Data entries =>
_____

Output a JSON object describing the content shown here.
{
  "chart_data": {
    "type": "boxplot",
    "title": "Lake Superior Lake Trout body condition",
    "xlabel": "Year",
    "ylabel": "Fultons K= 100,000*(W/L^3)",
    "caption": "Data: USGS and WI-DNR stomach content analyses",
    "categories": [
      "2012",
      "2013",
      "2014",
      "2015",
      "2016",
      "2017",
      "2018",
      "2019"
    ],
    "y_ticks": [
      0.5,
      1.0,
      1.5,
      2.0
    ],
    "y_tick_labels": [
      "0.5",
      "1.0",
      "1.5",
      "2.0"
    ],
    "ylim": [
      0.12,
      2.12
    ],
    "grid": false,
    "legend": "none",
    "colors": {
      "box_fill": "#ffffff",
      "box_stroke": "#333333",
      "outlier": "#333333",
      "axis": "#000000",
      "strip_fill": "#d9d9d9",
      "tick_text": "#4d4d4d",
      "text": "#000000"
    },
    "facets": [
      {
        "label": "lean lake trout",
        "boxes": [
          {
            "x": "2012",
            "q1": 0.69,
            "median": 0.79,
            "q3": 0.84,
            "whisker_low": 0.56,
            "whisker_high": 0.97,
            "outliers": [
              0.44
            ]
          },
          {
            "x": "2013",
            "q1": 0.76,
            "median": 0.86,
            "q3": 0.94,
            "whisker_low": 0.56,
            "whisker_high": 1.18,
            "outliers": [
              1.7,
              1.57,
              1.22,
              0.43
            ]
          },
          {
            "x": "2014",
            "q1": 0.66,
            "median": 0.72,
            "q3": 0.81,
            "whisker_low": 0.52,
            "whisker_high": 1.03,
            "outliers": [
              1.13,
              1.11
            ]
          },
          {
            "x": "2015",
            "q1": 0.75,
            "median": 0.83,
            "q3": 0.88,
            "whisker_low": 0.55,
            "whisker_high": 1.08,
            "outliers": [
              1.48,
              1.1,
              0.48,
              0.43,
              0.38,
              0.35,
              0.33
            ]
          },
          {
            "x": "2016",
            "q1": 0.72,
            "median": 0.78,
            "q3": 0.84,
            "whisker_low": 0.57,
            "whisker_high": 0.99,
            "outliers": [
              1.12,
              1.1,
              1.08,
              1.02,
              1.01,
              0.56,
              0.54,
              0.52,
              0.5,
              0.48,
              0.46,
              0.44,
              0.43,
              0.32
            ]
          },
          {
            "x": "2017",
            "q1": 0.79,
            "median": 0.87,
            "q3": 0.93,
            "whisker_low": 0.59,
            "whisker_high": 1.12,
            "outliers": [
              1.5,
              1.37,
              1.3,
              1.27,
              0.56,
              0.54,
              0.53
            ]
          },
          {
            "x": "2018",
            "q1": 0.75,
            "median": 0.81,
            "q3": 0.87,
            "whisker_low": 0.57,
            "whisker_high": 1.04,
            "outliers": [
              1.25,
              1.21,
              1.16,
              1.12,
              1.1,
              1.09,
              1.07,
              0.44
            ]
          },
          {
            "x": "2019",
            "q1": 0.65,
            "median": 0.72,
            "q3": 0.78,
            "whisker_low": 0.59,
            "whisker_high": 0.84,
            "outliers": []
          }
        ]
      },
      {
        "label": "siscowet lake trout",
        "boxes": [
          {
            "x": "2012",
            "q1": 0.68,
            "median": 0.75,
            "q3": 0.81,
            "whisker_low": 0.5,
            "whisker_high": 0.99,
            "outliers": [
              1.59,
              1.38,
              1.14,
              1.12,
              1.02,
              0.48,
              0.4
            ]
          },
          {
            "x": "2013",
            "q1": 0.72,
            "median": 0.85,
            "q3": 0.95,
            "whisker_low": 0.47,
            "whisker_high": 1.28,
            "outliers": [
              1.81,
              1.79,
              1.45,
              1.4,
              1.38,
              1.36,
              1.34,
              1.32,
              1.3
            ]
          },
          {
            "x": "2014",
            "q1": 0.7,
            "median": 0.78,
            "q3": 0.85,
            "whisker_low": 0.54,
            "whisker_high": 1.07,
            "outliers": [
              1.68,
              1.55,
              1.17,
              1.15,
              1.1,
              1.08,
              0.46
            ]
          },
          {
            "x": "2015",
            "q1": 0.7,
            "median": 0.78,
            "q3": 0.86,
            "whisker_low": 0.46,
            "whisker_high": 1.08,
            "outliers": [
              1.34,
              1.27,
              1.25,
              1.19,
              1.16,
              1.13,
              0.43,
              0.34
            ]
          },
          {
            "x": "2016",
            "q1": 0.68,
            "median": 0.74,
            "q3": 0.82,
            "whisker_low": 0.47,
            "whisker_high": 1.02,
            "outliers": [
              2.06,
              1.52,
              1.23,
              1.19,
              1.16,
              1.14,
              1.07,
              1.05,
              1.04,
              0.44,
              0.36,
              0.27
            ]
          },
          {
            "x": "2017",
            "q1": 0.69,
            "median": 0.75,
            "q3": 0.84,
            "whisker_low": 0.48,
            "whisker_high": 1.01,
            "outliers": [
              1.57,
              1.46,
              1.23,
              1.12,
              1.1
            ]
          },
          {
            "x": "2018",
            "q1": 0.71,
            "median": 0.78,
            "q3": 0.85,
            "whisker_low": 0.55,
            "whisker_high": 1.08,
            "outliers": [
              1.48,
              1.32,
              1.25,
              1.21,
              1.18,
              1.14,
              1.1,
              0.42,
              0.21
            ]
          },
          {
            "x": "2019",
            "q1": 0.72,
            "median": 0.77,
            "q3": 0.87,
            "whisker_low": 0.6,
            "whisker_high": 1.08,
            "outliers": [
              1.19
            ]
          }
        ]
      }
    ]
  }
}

_____

Task objective =>
Copy out the material above in its entirety. Every detail must match.

Written response =>
Output a JSON object describing the content shown here.
{
  "chart_data": {
    "type": "boxplot",
    "title": "Lake Superior Lake Trout body condition",
    "xlabel": "Year",
    "ylabel": "Fultons K= 100,000*(W/L^3)",
    "caption": "Data: USGS and WI-DNR stomach content analyses",
    "categories": [
      "2012",
      "2013",
      "2014",
      "2015",
      "2016",
      "2017",
      "2018",
      "2019"
    ],
    "y_ticks": [
      0.5,
      1.0,
      1.5,
      2.0
    ],
    "y_tick_labels": [
      "0.5",
      "1.0",
      "1.5",
      "2.0"
    ],
    "ylim": [
      0.12,
      2.12
    ],
    "grid": false,
    "legend": "none",
    "colors": {
      "box_fill": "#ffffff",
      "box_stroke": "#333333",
      "outlier": "#333333",
      "axis": "#000000",
      "strip_fill": "#d9d9d9",
      "tick_text": "#4d4d4d",
      "text": "#000000"
    },
    "facets": [
      {
        "label": "lean lake trout",
        "boxes": [
          {
            "x": "2012",
            "q1": 0.69,
            "median": 0.79,
            "q3": 0.84,
            "whisker_low": 0.56,
            "whisker_high": 0.97,
            "outliers": [
              0.44
            ]
          },
          {
            "x": "2013",
            "q1": 0.76,
            "median": 0.86,
            "q3": 0.94,
            "whisker_low": 0.56,
            "whisker_high": 1.18,
            "outliers": [
              1.7,
              1.57,
              1.22,
              0.43
            ]
          },
          {
            "x": "2014",
            "q1": 0.66,
            "median": 0.72,
            "q3": 0.81,
            "whisker_low": 0.52,
            "whisker_high": 1.03,
            "outliers": [
              1.13,
              1.11
            ]
          },
          {
            "x": "2015",
            "q1": 0.75,
            "median": 0.83,
            "q3": 0.88,
            "whisker_low": 0.55,
            "whisker_high": 1.08,
            "outliers": [
              1.48,
              1.1,
              0.48,
              0.43,
              0.38,
              0.35,
              0.33
            ]
          },
          {
            "x": "2016",
            "q1": 0.72,
            "median": 0.78,
            "q3": 0.84,
            "whisker_low": 0.57,
            "whisker_high": 0.99,
            "outliers": [
              1.12,
              1.1,
              1.08,
              1.02,
              1.01,
              0.56,
              0.54,
              0.52,
              0.5,
              0.48,
              0.46,
              0.44,
              0.43,
              0.32
            ]
          },
          {
            "x": "2017",
            "q1": 0.79,
            "median": 0.87,
            "q3": 0.93,
            "whisker_low": 0.59,
            "whisker_high": 1.12,
            "outliers": [
              1.5,
              1.37,
              1.3,
              1.27,
              0.56,
              0.54,
              0.53
            ]
          },
          {
            "x": "2018",
            "q1": 0.75,
            "median": 0.81,
            "q3": 0.87,
            "whisker_low": 0.57,
            "whisker_high": 1.04,
            "outliers": [
              1.25,
              1.21,
              1.16,
              1.12,
              1.1,
              1.09,
              1.07,
              0.44
            ]
          },
          {
            "x": "2019",
            "q1": 0.65,
            "median": 0.72,
            "q3": 0.78,
            "whisker_low": 0.59,
            "whisker_high": 0.84,
            "outliers": []
          }
        ]
      },
      {
        "label": "siscowet lake trout",
        "boxes": [
          {
            "x": "2012",
            "q1": 0.68,
            "median": 0.75,
            "q3": 0.81,
            "whisker_low": 0.5,
            "whisker_high": 0.99,
            "outliers": [
              1.59,
              1.38,
              1.14,
              1.12,
              1.02,
              0.48,
              0.4
            ]
          },
          {
            "x": "2013",
            "q1": 0.72,
            "median": 0.85,
            "q3": 0.95,
            "whisker_low": 0.47,
            "whisker_high": 1.28,
            "outliers": [
              1.81,
              1.79,
              1.45,
              1.4,
              1.38,
              1.36,
              1.34,
              1.32,
              1.3
            ]
          },
          {
            "x": "2014",
            "q1": 0.7,
            "median": 0.78,
            "q3": 0.85,
            "whisker_low": 0.54,
            "whisker_high": 1.07,
            "outliers": [
              1.68,
              1.55,
              1.17,
              1.15,
              1.1,
              1.08,
              0.46
            ]
          },
          {
            "x": "2015",
            "q1": 0.7,
            "median": 0.78,
            "q3": 0.86,
            "whisker_low": 0.46,
            "whisker_high": 1.08,
            "outliers": [
              1.34,
              1.27,
              1.25,
              1.19,
              1.16,
              1.13,
              0.43,
              0.34
            ]
          },
          {
            "x": "2016",
            "q1": 0.68,
            "median": 0.74,
            "q3": 0.82,
            "whisker_low": 0.47,
            "whisker_high": 1.02,
            "outliers": [
              2.06,
              1.52,
              1.23,
              1.19,
              1.16,
              1.14,
              1.07,
              1.05,
              1.04,
              0.44,
              0.36,
              0.27
            ]
          },
          {
            "x": "2017",
            "q1": 0.69,
            "median": 0.75,
            "q3": 0.84,
            "whisker_low": 0.48,
            "whisker_high": 1.01,
            "outliers": [
              1.57,
              1.46,
              1.23,
              1.12,
              1.1
            ]
          },
          {
            "x": "2018",
            "q1": 0.71,
            "median": 0.78,
            "q3": 0.85,
            "whisker_low": 0.55,
            "whisker_high": 1.08,
            "outliers": [
              1.48,
              1.32,
              1.25,
              1.21,
              1.18,
              1.14,
              1.1,
              0.42,
              0.21
            ]
          },
          {
            "x": "2019",
            "q1": 0.72,
            "median": 0.77,
            "q3": 0.87,
            "whisker_low": 0.6,
            "whisker_high": 1.08,
            "outliers": [
              1.19
            ]
          }
        ]
      }
    ]
  }
}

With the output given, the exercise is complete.